[Stored data]
******

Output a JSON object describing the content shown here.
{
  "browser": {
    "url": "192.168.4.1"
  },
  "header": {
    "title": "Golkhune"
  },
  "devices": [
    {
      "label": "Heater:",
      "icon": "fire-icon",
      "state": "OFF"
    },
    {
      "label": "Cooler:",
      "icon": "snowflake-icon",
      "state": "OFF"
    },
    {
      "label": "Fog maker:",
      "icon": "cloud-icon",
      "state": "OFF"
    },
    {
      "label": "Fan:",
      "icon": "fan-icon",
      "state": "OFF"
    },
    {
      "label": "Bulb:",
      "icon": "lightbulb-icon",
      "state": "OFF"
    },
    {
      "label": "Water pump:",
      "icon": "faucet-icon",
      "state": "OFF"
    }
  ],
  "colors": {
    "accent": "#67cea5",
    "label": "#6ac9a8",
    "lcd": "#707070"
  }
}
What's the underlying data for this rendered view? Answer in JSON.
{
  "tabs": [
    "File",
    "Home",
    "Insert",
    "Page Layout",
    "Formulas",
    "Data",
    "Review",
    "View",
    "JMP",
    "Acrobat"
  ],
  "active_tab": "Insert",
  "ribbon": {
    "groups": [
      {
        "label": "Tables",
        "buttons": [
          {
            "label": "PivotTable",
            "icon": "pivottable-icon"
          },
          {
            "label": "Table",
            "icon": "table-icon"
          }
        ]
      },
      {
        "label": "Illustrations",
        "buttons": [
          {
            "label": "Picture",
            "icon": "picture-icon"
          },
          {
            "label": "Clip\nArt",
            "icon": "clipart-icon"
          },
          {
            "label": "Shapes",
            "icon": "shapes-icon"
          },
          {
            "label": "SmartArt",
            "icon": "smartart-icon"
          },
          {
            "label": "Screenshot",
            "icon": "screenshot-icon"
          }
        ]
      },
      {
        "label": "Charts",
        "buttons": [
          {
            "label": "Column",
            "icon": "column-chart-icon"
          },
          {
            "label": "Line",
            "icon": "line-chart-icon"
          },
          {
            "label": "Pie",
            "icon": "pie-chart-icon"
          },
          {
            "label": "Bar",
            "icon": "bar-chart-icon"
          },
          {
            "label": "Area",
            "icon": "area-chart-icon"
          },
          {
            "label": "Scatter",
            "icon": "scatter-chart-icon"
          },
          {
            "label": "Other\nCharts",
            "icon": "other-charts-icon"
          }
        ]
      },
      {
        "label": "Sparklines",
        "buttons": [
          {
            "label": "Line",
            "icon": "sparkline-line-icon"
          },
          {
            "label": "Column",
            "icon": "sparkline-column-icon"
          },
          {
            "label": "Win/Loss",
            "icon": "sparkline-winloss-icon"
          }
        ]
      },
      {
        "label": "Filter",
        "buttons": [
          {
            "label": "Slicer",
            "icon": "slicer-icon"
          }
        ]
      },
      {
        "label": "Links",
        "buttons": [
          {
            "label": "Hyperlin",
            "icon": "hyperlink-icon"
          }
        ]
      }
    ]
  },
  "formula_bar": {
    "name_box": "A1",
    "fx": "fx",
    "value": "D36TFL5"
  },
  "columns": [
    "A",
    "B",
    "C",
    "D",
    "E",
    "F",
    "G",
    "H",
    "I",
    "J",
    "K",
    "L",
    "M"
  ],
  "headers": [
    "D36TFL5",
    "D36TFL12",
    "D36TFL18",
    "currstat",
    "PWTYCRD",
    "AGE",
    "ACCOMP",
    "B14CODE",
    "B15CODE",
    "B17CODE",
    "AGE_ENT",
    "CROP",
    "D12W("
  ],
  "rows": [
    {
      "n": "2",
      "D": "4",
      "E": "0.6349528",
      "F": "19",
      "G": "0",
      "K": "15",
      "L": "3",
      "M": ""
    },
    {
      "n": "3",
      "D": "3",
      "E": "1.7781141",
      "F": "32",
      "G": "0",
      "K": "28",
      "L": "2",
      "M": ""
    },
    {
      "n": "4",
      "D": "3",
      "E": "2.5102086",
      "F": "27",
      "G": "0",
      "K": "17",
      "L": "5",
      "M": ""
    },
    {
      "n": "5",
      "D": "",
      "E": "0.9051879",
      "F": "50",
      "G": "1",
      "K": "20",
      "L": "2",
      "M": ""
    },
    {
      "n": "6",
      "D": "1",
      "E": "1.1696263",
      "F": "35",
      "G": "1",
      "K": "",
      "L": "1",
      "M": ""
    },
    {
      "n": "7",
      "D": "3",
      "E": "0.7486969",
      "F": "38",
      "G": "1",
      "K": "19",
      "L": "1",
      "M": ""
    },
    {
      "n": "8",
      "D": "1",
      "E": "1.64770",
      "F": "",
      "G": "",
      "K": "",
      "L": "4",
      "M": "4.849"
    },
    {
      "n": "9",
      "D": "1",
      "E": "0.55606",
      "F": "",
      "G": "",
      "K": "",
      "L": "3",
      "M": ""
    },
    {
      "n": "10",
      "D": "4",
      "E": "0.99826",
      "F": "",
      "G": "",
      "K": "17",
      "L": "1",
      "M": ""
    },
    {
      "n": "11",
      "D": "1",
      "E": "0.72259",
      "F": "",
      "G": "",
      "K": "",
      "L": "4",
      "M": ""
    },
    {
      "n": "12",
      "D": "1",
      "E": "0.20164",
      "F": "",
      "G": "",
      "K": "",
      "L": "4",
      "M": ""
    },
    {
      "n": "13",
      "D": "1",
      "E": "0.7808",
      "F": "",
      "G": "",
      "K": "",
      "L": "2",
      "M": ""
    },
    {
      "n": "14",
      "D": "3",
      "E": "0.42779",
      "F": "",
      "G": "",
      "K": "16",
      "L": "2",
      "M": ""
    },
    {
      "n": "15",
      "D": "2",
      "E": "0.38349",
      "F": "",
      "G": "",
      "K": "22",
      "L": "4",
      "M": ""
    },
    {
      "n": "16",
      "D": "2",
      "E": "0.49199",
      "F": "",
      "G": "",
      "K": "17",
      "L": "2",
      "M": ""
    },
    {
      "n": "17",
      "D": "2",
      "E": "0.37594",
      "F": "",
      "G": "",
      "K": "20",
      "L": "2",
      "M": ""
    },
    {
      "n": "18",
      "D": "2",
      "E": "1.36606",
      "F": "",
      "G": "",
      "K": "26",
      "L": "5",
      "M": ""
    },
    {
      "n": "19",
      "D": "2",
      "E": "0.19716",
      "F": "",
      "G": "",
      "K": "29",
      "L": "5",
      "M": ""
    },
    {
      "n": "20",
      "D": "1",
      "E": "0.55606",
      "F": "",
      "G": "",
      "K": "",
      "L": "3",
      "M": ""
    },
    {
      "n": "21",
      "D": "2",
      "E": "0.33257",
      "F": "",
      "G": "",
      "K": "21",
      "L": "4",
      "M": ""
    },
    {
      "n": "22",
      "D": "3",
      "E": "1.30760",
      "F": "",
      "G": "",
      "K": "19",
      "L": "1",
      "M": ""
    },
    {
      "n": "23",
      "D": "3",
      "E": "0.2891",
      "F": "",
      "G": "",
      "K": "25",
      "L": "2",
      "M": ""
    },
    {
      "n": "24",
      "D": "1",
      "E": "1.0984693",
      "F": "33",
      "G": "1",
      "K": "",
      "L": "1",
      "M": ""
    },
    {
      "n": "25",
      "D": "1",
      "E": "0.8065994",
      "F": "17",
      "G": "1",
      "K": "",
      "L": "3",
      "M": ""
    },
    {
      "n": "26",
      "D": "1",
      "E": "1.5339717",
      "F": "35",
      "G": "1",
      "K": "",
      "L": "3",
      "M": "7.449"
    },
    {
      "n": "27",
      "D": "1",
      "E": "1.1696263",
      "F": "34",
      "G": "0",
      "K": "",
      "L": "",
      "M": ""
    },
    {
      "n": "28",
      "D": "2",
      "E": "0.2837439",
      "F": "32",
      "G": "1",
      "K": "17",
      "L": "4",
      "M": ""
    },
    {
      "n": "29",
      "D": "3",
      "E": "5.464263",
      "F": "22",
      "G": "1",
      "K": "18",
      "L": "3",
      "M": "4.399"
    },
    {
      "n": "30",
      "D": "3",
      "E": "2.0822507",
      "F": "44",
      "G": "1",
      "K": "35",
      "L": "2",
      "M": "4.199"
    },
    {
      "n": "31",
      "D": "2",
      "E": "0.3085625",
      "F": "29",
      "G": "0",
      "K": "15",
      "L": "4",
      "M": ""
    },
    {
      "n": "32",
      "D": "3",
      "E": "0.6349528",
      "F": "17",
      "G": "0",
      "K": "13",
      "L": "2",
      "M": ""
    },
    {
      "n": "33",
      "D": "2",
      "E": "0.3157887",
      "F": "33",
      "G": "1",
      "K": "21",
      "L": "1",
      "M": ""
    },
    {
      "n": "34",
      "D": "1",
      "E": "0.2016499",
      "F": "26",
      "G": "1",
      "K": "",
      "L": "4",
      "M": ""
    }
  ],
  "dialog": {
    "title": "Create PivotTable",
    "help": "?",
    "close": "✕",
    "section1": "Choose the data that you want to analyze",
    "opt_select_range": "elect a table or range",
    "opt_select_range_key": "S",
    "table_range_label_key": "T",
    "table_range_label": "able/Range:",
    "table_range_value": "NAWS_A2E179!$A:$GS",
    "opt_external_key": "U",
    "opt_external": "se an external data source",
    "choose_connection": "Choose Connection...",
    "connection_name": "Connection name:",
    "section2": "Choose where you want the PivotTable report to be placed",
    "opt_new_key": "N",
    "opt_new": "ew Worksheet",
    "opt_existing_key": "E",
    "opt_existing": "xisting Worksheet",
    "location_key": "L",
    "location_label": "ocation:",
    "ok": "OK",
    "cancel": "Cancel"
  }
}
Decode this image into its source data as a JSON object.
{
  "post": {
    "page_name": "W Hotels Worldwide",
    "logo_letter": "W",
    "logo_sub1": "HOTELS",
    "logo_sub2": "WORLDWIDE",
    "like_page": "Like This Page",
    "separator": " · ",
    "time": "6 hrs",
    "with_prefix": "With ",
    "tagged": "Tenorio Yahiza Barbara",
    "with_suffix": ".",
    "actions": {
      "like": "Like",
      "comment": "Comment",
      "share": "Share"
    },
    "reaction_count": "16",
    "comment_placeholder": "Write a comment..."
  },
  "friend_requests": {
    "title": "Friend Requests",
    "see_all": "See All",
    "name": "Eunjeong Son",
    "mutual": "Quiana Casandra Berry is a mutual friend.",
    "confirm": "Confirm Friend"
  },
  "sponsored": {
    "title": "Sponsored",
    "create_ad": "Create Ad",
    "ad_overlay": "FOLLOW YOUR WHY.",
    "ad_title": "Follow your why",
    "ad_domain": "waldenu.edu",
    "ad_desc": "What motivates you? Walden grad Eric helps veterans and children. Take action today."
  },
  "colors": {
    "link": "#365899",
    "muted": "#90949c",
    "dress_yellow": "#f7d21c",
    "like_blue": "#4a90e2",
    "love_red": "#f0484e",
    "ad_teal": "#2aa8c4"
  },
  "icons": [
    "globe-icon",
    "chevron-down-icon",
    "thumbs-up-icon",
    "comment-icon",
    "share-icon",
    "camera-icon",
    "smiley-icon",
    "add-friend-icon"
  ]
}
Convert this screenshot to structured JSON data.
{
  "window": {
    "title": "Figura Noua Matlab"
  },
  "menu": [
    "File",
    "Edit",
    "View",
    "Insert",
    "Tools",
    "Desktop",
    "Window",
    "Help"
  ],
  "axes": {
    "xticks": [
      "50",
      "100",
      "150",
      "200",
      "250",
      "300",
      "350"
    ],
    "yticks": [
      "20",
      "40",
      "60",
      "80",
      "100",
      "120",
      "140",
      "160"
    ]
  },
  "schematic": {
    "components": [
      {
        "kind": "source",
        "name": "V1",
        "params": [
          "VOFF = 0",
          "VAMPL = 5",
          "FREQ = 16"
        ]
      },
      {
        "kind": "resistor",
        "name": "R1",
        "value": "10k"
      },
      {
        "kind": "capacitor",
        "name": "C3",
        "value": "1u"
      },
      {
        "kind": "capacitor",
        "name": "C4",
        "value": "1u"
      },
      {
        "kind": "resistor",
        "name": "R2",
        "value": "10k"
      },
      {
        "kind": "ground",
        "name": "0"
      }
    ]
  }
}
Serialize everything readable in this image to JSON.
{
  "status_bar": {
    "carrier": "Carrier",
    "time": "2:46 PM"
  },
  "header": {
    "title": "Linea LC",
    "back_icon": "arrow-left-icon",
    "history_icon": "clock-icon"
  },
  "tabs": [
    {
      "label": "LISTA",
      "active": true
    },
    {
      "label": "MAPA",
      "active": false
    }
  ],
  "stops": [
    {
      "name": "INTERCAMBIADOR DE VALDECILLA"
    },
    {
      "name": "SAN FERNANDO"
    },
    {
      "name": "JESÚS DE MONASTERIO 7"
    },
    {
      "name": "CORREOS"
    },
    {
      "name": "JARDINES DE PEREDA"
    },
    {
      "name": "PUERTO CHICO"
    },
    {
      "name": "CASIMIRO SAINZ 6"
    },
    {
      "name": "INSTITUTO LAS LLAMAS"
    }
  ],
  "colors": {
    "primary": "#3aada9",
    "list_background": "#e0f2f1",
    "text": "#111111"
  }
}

******

TASK DIRECTIONS
Of the lines above, how many include the word "What"? Reply with the number alone.

SOLUTION FOR THIS EXERCISE
2